───── Extracted entries
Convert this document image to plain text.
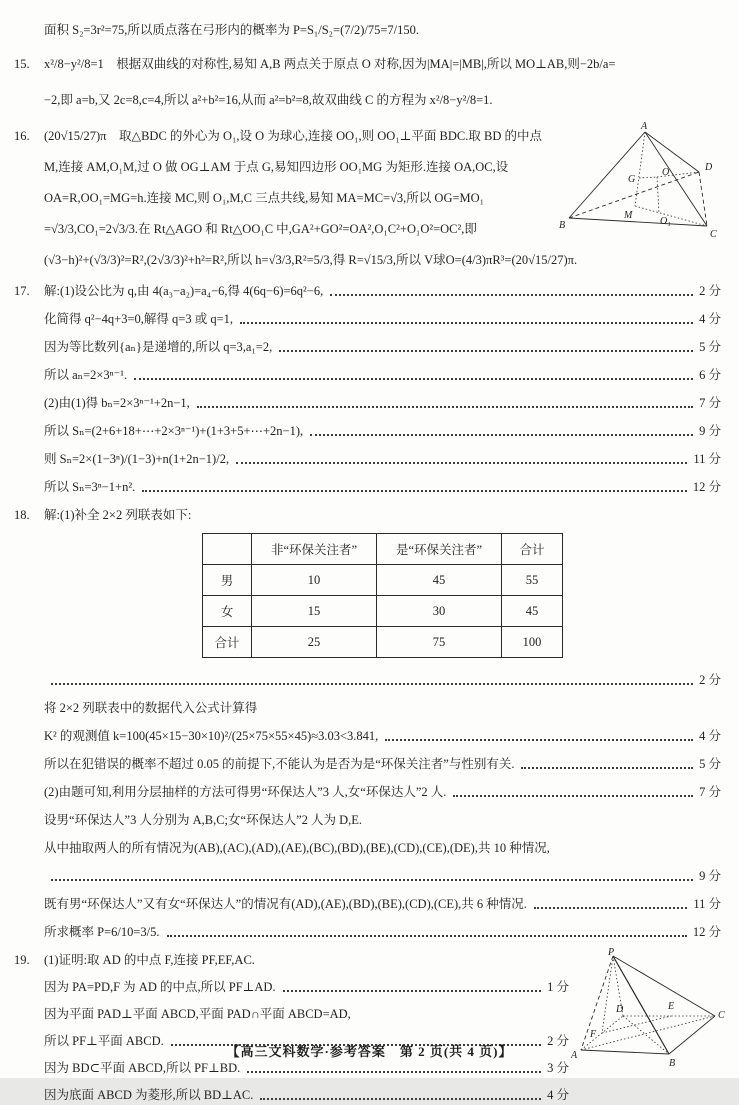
面积 S₂=3r²=75,所以质点落在弓形内的概率为 P=S₁/S₂=(7/2)/75=7/150.
15.	x²/8−y²/8=1　根据双曲线的对称性,易知 A,B 两点关于原点 O 对称,因为|MA|=|MB|,所以 MO⊥AB,则−2b/a=
−2,即 a=b,又 2c=8,c=4,所以 a²+b²=16,从而 a²=b²=8,故双曲线 C 的方程为 x²/8−y²/8=1.
16.	(20√15/27)π　取△BDC 的外心为 O₁,设 O 为球心,连接 OO₁,则 OO₁⊥平面 BDC.取 BD 的中点
M,连接 AM,O₁M,过 O 做 OG⊥AM 于点 G,易知四边形 OO₁MG 为矩形.连接 OA,OC,设
OA=R,OO₁=MG=h.连接 MC,则 O₁,M,C 三点共线,易知 MA=MC=√3,所以 OG=MO₁
=√3/3,CO₁=2√3/3.在 Rt△AGO 和 Rt△OO₁C 中,GA²+GO²=OA²,O₁C²+O₁O²=OC²,即
(√3−h)²+(√3/3)²=R²,(2√3/3)²+h²=R²,所以 h=√3/3,R²=5/3,得 R=√15/3,所以 V球O=(4/3)πR³=(20√15/27)π.
A
B
C
D
G
O
M
O₁
17.	解:(1)设公比为 q,由 4(a₃−a₂)=a₄−6,得 4(6q−6)=6q²−6,	2 分
化简得 q²−4q+3=0,解得 q=3 或 q=1,	4 分
因为等比数列{aₙ}是递增的,所以 q=3,a₁=2,	5 分
所以 aₙ=2×3ⁿ⁻¹.	6 分
(2)由(1)得 bₙ=2×3ⁿ⁻¹+2n−1,	7 分
所以 Sₙ=(2+6+18+⋯+2×3ⁿ⁻¹)+(1+3+5+⋯+2n−1),	9 分
则 Sₙ=2×(1−3ⁿ)/(1−3)+n(1+2n−1)/2,	11 分
所以 Sₙ=3ⁿ−1+n².	12 分
18.	解:(1)补全 2×2 列联表如下:
	非“环保关注者”	是“环保关注者”	合计
男	10	45	55
女	15	30	45
合计	25	75	100
2 分
将 2×2 列联表中的数据代入公式计算得
K² 的观测值 k=100(45×15−30×10)²/(25×75×55×45)≈3.03<3.841,	4 分
所以在犯错误的概率不超过 0.05 的前提下,不能认为是否为是“环保关注者”与性别有关.	5 分
(2)由题可知,利用分层抽样的方法可得男“环保达人”3 人,女“环保达人”2 人.	7 分
设男“环保达人”3 人分别为 A,B,C;女“环保达人”2 人为 D,E.
从中抽取两人的所有情况为(AB),(AC),(AD),(AE),(BC),(BD),(BE),(CD),(CE),(DE),共 10 种情况,
9 分
既有男“环保达人”又有女“环保达人”的情况有(AD),(AE),(BD),(BE),(CD),(CE),共 6 种情况.	11 分
所求概率 P=6/10=3/5.	12 分
19.	(1)证明:取 AD 的中点 F,连接 PF,EF,AC.
因为 PA=PD,F 为 AD 的中点,所以 PF⊥AD.	1 分
因为平面 PAD⊥平面 ABCD,平面 PAD∩平面 ABCD=AD,
所以 PF⊥平面 ABCD.	2 分
因为 BD⊂平面 ABCD,所以 PF⊥BD.	3 分
因为底面 ABCD 为菱形,所以 BD⊥AC.	4 分
P
A
B
C
D	E
F
【高三文科数学·参考答案　第 2 页(共 4 页)】
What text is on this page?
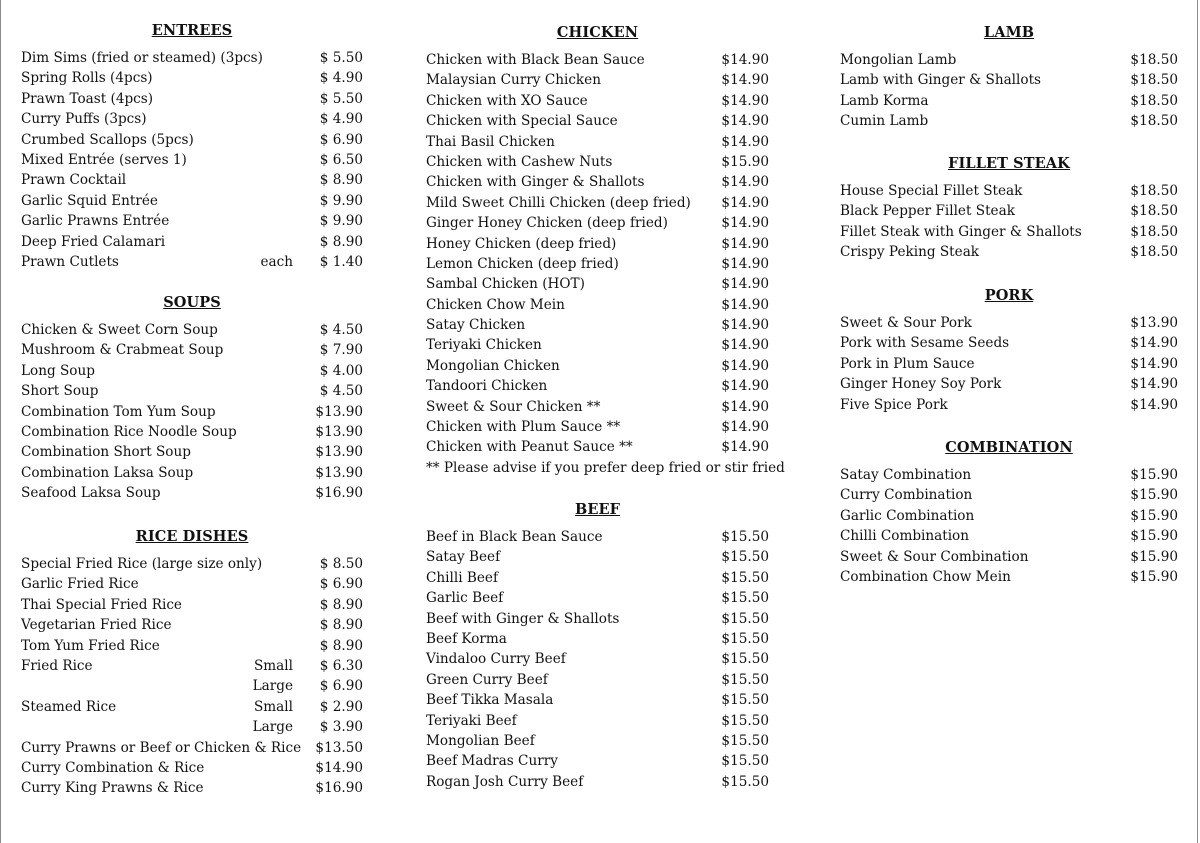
ENTREES
Dim Sims (fried or steamed) (3pcs)	$ 5.50
Spring Rolls (4pcs)	$ 4.90
Prawn Toast (4pcs)	$ 5.50
Curry Puffs (3pcs)	$ 4.90
Crumbed Scallops (5pcs)	$ 6.90
Mixed Entrée (serves 1)	$ 6.50
Prawn Cocktail	$ 8.90
Garlic Squid Entrée	$ 9.90
Garlic Prawns Entrée	$ 9.90
Deep Fried Calamari	$ 8.90
Prawn Cutlets	each $ 1.40
SOUPS
Chicken & Sweet Corn Soup	$ 4.50
Mushroom & Crabmeat Soup	$ 7.90
Long Soup	$ 4.00
Short Soup	$ 4.50
Combination Tom Yum Soup	$13.90
Combination Rice Noodle Soup	$13.90
Combination Short Soup	$13.90
Combination Laksa Soup	$13.90
Seafood Laksa Soup	$16.90
RICE DISHES
Special Fried Rice (large size only)	$ 8.50
Garlic Fried Rice	$ 6.90
Thai Special Fried Rice	$ 8.90
Vegetarian Fried Rice	$ 8.90
Tom Yum Fried Rice	$ 8.90
Fried Rice	Small $ 6.30
Large $ 6.90
Steamed Rice	Small $ 2.90
Large $ 3.90
Curry Prawns or Beef or Chicken & Rice $13.50
Curry Combination & Rice	$14.90
Curry King Prawns & Rice	$16.90
CHICKEN
Chicken with Black Bean Sauce	$14.90
Malaysian Curry Chicken	$14.90
Chicken with XO Sauce	$14.90
Chicken with Special Sauce	$14.90
Thai Basil Chicken	$14.90
Chicken with Cashew Nuts	$15.90
Chicken with Ginger & Shallots	$14.90
Mild Sweet Chilli Chicken (deep fried) $14.90
Ginger Honey Chicken (deep fried)	$14.90
Honey Chicken (deep fried)	$14.90
Lemon Chicken (deep fried)	$14.90
Sambal Chicken (HOT)	$14.90
Chicken Chow Mein	$14.90
Satay Chicken	$14.90
Teriyaki Chicken	$14.90
Mongolian Chicken	$14.90
Tandoori Chicken	$14.90
Sweet & Sour Chicken **	$14.90
Chicken with Plum Sauce **	$14.90
Chicken with Peanut Sauce **	$14.90
** Please advise if you prefer deep fried or stir fried
BEEF
Beef in Black Bean Sauce	$15.50
Satay Beef	$15.50
Chilli Beef	$15.50
Garlic Beef	$15.50
Beef with Ginger & Shallots	$15.50
Beef Korma	$15.50
Vindaloo Curry Beef	$15.50
Green Curry Beef	$15.50
Beef Tikka Masala	$15.50
Teriyaki Beef	$15.50
Mongolian Beef	$15.50
Beef Madras Curry	$15.50
Rogan Josh Curry Beef	$15.50
LAMB
Mongolian Lamb	$18.50
Lamb with Ginger & Shallots	$18.50
Lamb Korma	$18.50
Cumin Lamb	$18.50
FILLET STEAK
House Special Fillet Steak	$18.50
Black Pepper Fillet Steak	$18.50
Fillet Steak with Ginger & Shallots	$18.50
Crispy Peking Steak	$18.50
PORK
Sweet & Sour Pork	$13.90
Pork with Sesame Seeds	$14.90
Pork in Plum Sauce	$14.90
Ginger Honey Soy Pork	$14.90
Five Spice Pork	$14.90
COMBINATION
Satay Combination	$15.90
Curry Combination	$15.90
Garlic Combination	$15.90
Chilli Combination	$15.90
Sweet & Sour Combination	$15.90
Combination Chow Mein	$15.90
──────────
**Task statement**
Using the records above, find and show each line with the string "Sweet".

**Output for this exercise**
Chicken & Sweet Corn Soup	$ 4.50
Mild Sweet Chilli Chicken (deep fried) $14.90
Sweet & Sour Chicken **	$14.90
Sweet & Sour Pork	$13.90
Sweet & Sour Combination	$15.90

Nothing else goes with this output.